_Requirements_
Convert the items, from their first line through the line containing "source-node[interactable] — [500, 296, 516, 312]", into a JSON array of strings with one string per line, omitting any blank lines.

_Data for processing_
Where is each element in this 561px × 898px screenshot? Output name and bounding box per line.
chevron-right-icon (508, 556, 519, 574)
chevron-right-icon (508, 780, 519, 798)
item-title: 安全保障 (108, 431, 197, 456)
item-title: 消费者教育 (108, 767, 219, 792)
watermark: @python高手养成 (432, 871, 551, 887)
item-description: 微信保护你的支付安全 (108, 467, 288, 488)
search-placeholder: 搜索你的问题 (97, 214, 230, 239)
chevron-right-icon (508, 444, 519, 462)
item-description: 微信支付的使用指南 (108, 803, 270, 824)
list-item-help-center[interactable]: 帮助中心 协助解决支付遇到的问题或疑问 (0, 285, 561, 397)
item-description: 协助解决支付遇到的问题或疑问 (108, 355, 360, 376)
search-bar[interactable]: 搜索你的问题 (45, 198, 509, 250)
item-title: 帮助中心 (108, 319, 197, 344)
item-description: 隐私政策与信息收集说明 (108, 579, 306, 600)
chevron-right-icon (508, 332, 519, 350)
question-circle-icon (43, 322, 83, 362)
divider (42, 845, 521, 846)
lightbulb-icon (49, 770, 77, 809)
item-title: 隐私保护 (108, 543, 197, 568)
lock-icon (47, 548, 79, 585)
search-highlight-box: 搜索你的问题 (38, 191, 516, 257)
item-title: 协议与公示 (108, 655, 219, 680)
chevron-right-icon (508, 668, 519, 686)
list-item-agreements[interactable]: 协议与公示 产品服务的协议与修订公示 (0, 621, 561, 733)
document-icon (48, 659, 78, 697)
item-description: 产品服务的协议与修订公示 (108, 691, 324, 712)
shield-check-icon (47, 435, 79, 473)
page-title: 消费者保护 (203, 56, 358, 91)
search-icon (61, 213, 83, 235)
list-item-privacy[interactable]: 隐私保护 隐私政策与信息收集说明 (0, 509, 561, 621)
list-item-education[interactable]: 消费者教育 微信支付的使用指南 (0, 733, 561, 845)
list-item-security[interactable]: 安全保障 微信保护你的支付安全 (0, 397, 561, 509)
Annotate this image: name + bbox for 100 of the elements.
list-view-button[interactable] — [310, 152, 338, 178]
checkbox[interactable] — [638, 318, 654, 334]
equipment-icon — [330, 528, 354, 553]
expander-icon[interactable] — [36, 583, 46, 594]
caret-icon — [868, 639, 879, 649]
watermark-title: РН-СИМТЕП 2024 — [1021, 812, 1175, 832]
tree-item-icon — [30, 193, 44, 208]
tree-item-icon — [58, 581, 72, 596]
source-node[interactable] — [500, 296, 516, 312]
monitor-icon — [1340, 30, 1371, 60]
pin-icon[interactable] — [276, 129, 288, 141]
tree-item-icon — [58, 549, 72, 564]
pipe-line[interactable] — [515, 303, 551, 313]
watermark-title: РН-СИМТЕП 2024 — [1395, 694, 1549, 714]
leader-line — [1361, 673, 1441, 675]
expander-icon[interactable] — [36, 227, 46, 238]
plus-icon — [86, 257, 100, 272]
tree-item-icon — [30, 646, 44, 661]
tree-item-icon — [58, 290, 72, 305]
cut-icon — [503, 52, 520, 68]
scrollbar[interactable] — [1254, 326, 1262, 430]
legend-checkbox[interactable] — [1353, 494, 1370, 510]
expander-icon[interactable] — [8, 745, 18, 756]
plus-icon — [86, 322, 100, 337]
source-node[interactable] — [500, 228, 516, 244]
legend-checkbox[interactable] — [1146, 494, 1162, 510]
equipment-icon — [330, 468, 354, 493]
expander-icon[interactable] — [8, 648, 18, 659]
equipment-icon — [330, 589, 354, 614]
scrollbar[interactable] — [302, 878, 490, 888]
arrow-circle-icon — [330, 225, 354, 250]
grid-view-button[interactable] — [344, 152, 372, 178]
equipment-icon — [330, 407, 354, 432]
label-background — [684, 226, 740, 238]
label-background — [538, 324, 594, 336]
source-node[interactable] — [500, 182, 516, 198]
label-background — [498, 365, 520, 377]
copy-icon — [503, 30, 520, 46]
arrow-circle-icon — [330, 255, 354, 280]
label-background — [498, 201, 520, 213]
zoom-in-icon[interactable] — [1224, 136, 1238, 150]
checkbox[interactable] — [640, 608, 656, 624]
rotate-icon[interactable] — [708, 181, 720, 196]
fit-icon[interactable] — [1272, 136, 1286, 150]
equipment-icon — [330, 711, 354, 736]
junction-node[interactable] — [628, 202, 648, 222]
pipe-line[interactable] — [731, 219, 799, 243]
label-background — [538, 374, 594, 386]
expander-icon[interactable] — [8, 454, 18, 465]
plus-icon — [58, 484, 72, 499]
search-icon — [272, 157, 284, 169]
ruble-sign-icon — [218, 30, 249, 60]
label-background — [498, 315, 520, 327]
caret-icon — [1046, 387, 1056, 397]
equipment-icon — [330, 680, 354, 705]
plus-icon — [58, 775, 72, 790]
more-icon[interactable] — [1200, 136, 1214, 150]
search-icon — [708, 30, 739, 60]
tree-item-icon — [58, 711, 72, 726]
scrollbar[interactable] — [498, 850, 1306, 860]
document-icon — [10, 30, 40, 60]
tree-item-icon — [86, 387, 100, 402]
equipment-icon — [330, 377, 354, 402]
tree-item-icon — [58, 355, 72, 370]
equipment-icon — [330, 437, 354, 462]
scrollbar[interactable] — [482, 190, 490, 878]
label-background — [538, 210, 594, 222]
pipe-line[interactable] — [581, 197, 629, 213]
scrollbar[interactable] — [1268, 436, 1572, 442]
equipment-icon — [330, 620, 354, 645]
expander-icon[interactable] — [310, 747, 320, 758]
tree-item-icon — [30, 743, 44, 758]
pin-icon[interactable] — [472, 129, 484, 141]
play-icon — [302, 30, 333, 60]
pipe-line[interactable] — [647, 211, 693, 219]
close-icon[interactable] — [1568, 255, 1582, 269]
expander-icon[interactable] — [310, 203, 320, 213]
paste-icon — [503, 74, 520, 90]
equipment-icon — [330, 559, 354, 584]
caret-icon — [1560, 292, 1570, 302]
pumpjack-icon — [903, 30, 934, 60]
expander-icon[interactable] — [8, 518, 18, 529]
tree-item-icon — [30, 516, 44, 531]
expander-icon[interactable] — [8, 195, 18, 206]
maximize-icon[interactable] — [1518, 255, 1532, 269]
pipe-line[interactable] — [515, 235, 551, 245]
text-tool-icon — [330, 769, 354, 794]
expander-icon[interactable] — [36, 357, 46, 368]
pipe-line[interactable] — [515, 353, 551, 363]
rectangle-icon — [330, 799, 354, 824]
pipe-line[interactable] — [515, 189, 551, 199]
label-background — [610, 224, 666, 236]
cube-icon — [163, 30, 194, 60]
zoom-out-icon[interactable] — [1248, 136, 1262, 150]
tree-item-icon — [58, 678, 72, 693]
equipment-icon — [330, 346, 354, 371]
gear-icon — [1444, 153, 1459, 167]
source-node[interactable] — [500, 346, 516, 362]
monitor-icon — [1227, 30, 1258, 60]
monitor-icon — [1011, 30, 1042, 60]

_Response_
[
  "Where is each element in this 561px × 898px screenshot? Output name and bounding box per line.",
  "chevron-right-icon (508, 556, 519, 574)",
  "chevron-right-icon (508, 780, 519, 798)",
  "item-title: 安全保障 (108, 431, 197, 456)",
  "item-title: 消费者教育 (108, 767, 219, 792)",
  "watermark: @python高手养成 (432, 871, 551, 887)",
  "item-description: 微信保护你的支付安全 (108, 467, 288, 488)",
  "search-placeholder: 搜索你的问题 (97, 214, 230, 239)",
  "chevron-right-icon (508, 444, 519, 462)",
  "item-description: 微信支付的使用指南 (108, 803, 270, 824)",
  "list-item-help-center[interactable]: 帮助中心 协助解决支付遇到的问题或疑问 (0, 285, 561, 397)",
  "item-description: 协助解决支付遇到的问题或疑问 (108, 355, 360, 376)",
  "search-bar[interactable]: 搜索你的问题 (45, 198, 509, 250)",
  "item-title: 帮助中心 (108, 319, 197, 344)",
  "item-description: 隐私政策与信息收集说明 (108, 579, 306, 600)",
  "chevron-right-icon (508, 332, 519, 350)",
  "question-circle-icon (43, 322, 83, 362)",
  "divider (42, 845, 521, 846)",
  "lightbulb-icon (49, 770, 77, 809)",
  "item-title: 隐私保护 (108, 543, 197, 568)",
  "lock-icon (47, 548, 79, 585)",
  "search-highlight-box: 搜索你的问题 (38, 191, 516, 257)",
  "item-title: 协议与公示 (108, 655, 219, 680)",
  "chevron-right-icon (508, 668, 519, 686)",
  "list-item-agreements[interactable]: 协议与公示 产品服务的协议与修订公示 (0, 621, 561, 733)",
  "document-icon (48, 659, 78, 697)",
  "item-description: 产品服务的协议与修订公示 (108, 691, 324, 712)",
  "shield-check-icon (47, 435, 79, 473)",
  "page-title: 消费者保护 (203, 56, 358, 91)",
  "search-icon (61, 213, 83, 235)",
  "list-item-privacy[interactable]: 隐私保护 隐私政策与信息收集说明 (0, 509, 561, 621)",
  "list-item-education[interactable]: 消费者教育 微信支付的使用指南 (0, 733, 561, 845)",
  "list-item-security[interactable]: 安全保障 微信保护你的支付安全 (0, 397, 561, 509)",
  "Annotate this image: name + bbox for 100 of the elements.",
  "list-view-button[interactable] — [310, 152, 338, 178]",
  "checkbox[interactable] — [638, 318, 654, 334]",
  "equipment-icon — [330, 528, 354, 553]",
  "expander-icon[interactable] — [36, 583, 46, 594]",
  "caret-icon — [868, 639, 879, 649]",
  "watermark-title: РН-СИМТЕП 2024 — [1021, 812, 1175, 832]",
  "tree-item-icon — [30, 193, 44, 208]",
  "tree-item-icon — [58, 581, 72, 596]",
  "source-node[interactable] — [500, 296, 516, 312]"
]